··· Raw records ···

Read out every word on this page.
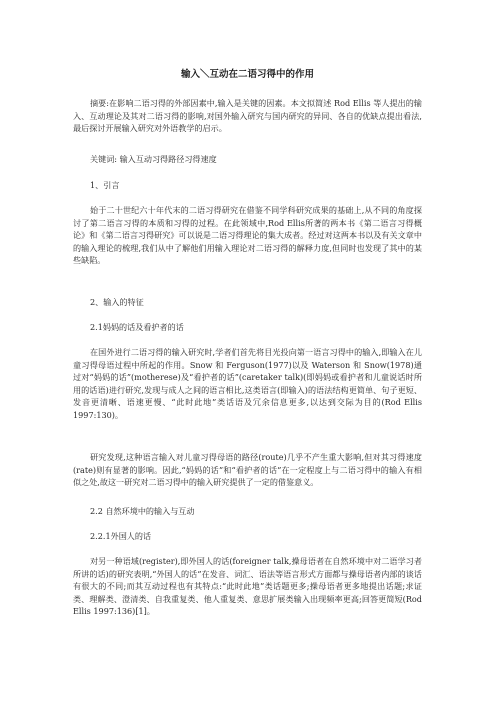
输入＼互动在二语习得中的作用
摘要:在影响二语习得的外部因素中,输入是关键的因素。本文拟简述 Rod Ellis 等人提出的输入、互动理论及其对二语习得的影响,对国外输入研究与国内研究的异同、各自的优缺点提出看法,最后探讨开展输入研究对外语教学的启示。
关键词: 输入互动习得路径习得速度
1、引言
始于二十世纪六十年代末的二语习得研究在借鉴不同学科研究成果的基础上,从不同的角度探讨了第二语言习得的本质和习得的过程。在此领域中,Rod Ellis所著的两本书《第二语言习得概论》和《第二语言习得研究》可以说是二语习得理论的集大成者。经过对这两本书以及有关文章中的输入理论的梳理,我们从中了解他们用输入理论对二语习得的解释力度,但同时也发现了其中的某些缺陷。
2、输入的特征
2.1妈妈的话及看护者的话
在国外进行二语习得的输入研究时,学者们首先将目光投向第一语言习得中的输入,即输入在儿童习得母语过程中所起的作用。Snow 和 Ferguson(1977)以及 Waterson 和 Snow(1978)通过对“妈妈的话”(motherese)及“看护者的话”(caretaker talk)(即妈妈或看护者和儿童说话时所用的话语)进行研究,发现与成人之间的语言相比,这类语言(即输入)的语法结构更简单、句子更短、发音更清晰、语速更慢、“此时此地”类话语及冗余信息更多,以达到交际为目的(Rod Ellis 1997:130)。
研究发现,这种语言输入对儿童习得母语的路径(route)几乎不产生重大影响,但对其习得速度(rate)则有显著的影响。因此,“妈妈的话”和“看护者的话”在一定程度上与二语习得中的输入有相似之处,故这一研究对二语习得中的输入研究提供了一定的借鉴意义。
2.2 自然环境中的输入与互动
2.2.1外国人的话
对另一种语域(register),即外国人的话(foreigner talk,操母语者在自然环境中对二语学习者所讲的话)的研究表明,“外国人的话”在发音、词汇、语法等语言形式方面都与操母语者内部的谈话有很大的不同;而其互动过程也有其特点:“此时此地”类话题更多;操母语者更多地提出话题;求证类、理解类、澄清类、自我重复类、他人重复类、意思扩展类输入出现频率更高;回答更简短(Rod Ellis 1997:136)[1]。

···

Each entry shown above must be quoted exactly, with its pictures left out.

Read out every word on this page.
输入＼互动在二语习得中的作用
摘要:在影响二语习得的外部因素中,输入是关键的因素。本文拟简述 Rod Ellis 等人提出的输入、互动理论及其对二语习得的影响,对国外输入研究与国内研究的异同、各自的优缺点提出看法,最后探讨开展输入研究对外语教学的启示。
关键词: 输入互动习得路径习得速度
1、引言
始于二十世纪六十年代末的二语习得研究在借鉴不同学科研究成果的基础上,从不同的角度探讨了第二语言习得的本质和习得的过程。在此领域中,Rod Ellis所著的两本书《第二语言习得概论》和《第二语言习得研究》可以说是二语习得理论的集大成者。经过对这两本书以及有关文章中的输入理论的梳理,我们从中了解他们用输入理论对二语习得的解释力度,但同时也发现了其中的某些缺陷。
2、输入的特征
2.1妈妈的话及看护者的话
在国外进行二语习得的输入研究时,学者们首先将目光投向第一语言习得中的输入,即输入在儿童习得母语过程中所起的作用。Snow 和 Ferguson(1977)以及 Waterson 和 Snow(1978)通过对“妈妈的话”(motherese)及“看护者的话”(caretaker talk)(即妈妈或看护者和儿童说话时所用的话语)进行研究,发现与成人之间的语言相比,这类语言(即输入)的语法结构更简单、句子更短、发音更清晰、语速更慢、“此时此地”类话语及冗余信息更多,以达到交际为目的(Rod Ellis 1997:130)。
研究发现,这种语言输入对儿童习得母语的路径(route)几乎不产生重大影响,但对其习得速度(rate)则有显著的影响。因此,“妈妈的话”和“看护者的话”在一定程度上与二语习得中的输入有相似之处,故这一研究对二语习得中的输入研究提供了一定的借鉴意义。
2.2 自然环境中的输入与互动
2.2.1外国人的话
对另一种语域(register),即外国人的话(foreigner talk,操母语者在自然环境中对二语学习者所讲的话)的研究表明,“外国人的话”在发音、词汇、语法等语言形式方面都与操母语者内部的谈话有很大的不同;而其互动过程也有其特点:“此时此地”类话题更多;操母语者更多地提出话题;求证类、理解类、澄清类、自我重复类、他人重复类、意思扩展类输入出现频率更高;回答更简短(Rod Ellis 1997:136)[1]。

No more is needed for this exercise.